# [Requirements]
Write out each line exactly as given. Leave the pictures out of your copy.

# [Input]
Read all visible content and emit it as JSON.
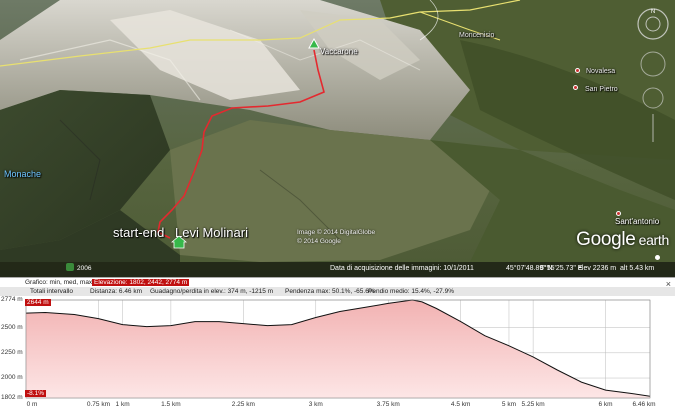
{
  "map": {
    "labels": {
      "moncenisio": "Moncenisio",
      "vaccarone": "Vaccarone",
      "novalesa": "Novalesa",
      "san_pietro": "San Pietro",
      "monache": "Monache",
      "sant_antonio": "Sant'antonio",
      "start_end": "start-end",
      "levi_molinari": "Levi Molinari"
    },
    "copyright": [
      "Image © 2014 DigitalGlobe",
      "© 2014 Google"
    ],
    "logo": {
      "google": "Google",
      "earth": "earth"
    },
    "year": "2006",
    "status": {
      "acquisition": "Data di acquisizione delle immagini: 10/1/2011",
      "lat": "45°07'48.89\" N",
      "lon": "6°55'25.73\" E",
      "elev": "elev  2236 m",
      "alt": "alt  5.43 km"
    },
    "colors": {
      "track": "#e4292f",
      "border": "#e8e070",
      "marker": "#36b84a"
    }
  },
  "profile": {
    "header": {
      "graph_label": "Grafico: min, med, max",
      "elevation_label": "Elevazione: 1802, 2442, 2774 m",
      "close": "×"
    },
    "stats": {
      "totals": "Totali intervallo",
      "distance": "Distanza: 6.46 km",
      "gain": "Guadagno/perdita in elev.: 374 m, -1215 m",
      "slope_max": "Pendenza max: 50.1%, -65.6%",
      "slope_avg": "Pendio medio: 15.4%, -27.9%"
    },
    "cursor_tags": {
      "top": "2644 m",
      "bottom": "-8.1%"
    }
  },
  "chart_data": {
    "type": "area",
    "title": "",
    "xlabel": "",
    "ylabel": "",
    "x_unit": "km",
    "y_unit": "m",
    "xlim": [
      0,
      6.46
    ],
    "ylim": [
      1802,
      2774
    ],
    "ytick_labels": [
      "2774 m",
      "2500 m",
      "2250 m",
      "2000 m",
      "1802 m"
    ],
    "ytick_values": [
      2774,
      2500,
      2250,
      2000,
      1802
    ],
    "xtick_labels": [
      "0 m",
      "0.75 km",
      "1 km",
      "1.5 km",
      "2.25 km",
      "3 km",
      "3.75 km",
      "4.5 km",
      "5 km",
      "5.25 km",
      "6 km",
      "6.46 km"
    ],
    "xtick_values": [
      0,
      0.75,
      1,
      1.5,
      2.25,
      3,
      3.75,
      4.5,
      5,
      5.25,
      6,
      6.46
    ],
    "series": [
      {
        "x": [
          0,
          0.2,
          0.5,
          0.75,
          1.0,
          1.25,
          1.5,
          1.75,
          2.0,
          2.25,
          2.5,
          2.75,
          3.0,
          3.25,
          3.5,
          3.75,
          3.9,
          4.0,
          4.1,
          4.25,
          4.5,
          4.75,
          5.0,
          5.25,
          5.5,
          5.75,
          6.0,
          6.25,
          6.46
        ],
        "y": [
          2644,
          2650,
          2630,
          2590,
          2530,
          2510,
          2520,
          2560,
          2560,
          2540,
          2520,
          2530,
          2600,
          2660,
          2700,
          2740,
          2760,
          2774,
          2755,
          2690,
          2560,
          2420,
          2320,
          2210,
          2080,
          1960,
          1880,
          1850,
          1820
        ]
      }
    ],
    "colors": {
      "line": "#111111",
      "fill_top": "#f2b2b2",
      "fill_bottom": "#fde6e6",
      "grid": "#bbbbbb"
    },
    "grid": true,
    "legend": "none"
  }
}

# [The response]
Read all visible content and emit it as JSON.
{
  "map": {
    "labels": {
      "moncenisio": "Moncenisio",
      "vaccarone": "Vaccarone",
      "novalesa": "Novalesa",
      "san_pietro": "San Pietro",
      "monache": "Monache",
      "sant_antonio": "Sant'antonio",
      "start_end": "start-end",
      "levi_molinari": "Levi Molinari"
    },
    "copyright": [
      "Image © 2014 DigitalGlobe",
      "© 2014 Google"
    ],
    "logo": {
      "google": "Google",
      "earth": "earth"
    },
    "year": "2006",
    "status": {
      "acquisition": "Data di acquisizione delle immagini: 10/1/2011",
      "lat": "45°07'48.89\" N",
      "lon": "6°55'25.73\" E",
      "elev": "elev  2236 m",
      "alt": "alt  5.43 km"
    },
    "colors": {
      "track": "#e4292f",
      "border": "#e8e070",
      "marker": "#36b84a"
    }
  },
  "profile": {
    "header": {
      "graph_label": "Grafico: min, med, max",
      "elevation_label": "Elevazione: 1802, 2442, 2774 m",
      "close": "×"
    },
    "stats": {
      "totals": "Totali intervallo",
      "distance": "Distanza: 6.46 km",
      "gain": "Guadagno/perdita in elev.: 374 m, -1215 m",
      "slope_max": "Pendenza max: 50.1%, -65.6%",
      "slope_avg": "Pendio medio: 15.4%, -27.9%"
    },
    "cursor_tags": {
      "top": "2644 m",
      "bottom": "-8.1%"
    }
  },
  "chart_data": {
    "type": "area",
    "title": "",
    "xlabel": "",
    "ylabel": "",
    "x_unit": "km",
    "y_unit": "m",
    "xlim": [
      0,
      6.46
    ],
    "ylim": [
      1802,
      2774
    ],
    "ytick_labels": [
      "2774 m",
      "2500 m",
      "2250 m",
      "2000 m",
      "1802 m"
    ],
    "ytick_values": [
      2774,
      2500,
      2250,
      2000,
      1802
    ],
    "xtick_labels": [
      "0 m",
      "0.75 km",
      "1 km",
      "1.5 km",
      "2.25 km",
      "3 km",
      "3.75 km",
      "4.5 km",
      "5 km",
      "5.25 km",
      "6 km",
      "6.46 km"
    ],
    "xtick_values": [
      0,
      0.75,
      1,
      1.5,
      2.25,
      3,
      3.75,
      4.5,
      5,
      5.25,
      6,
      6.46
    ],
    "series": [
      {
        "x": [
          0,
          0.2,
          0.5,
          0.75,
          1.0,
          1.25,
          1.5,
          1.75,
          2.0,
          2.25,
          2.5,
          2.75,
          3.0,
          3.25,
          3.5,
          3.75,
          3.9,
          4.0,
          4.1,
          4.25,
          4.5,
          4.75,
          5.0,
          5.25,
          5.5,
          5.75,
          6.0,
          6.25,
          6.46
        ],
        "y": [
          2644,
          2650,
          2630,
          2590,
          2530,
          2510,
          2520,
          2560,
          2560,
          2540,
          2520,
          2530,
          2600,
          2660,
          2700,
          2740,
          2760,
          2774,
          2755,
          2690,
          2560,
          2420,
          2320,
          2210,
          2080,
          1960,
          1880,
          1850,
          1820
        ]
      }
    ],
    "colors": {
      "line": "#111111",
      "fill_top": "#f2b2b2",
      "fill_bottom": "#fde6e6",
      "grid": "#bbbbbb"
    },
    "grid": true,
    "legend": "none"
  }
}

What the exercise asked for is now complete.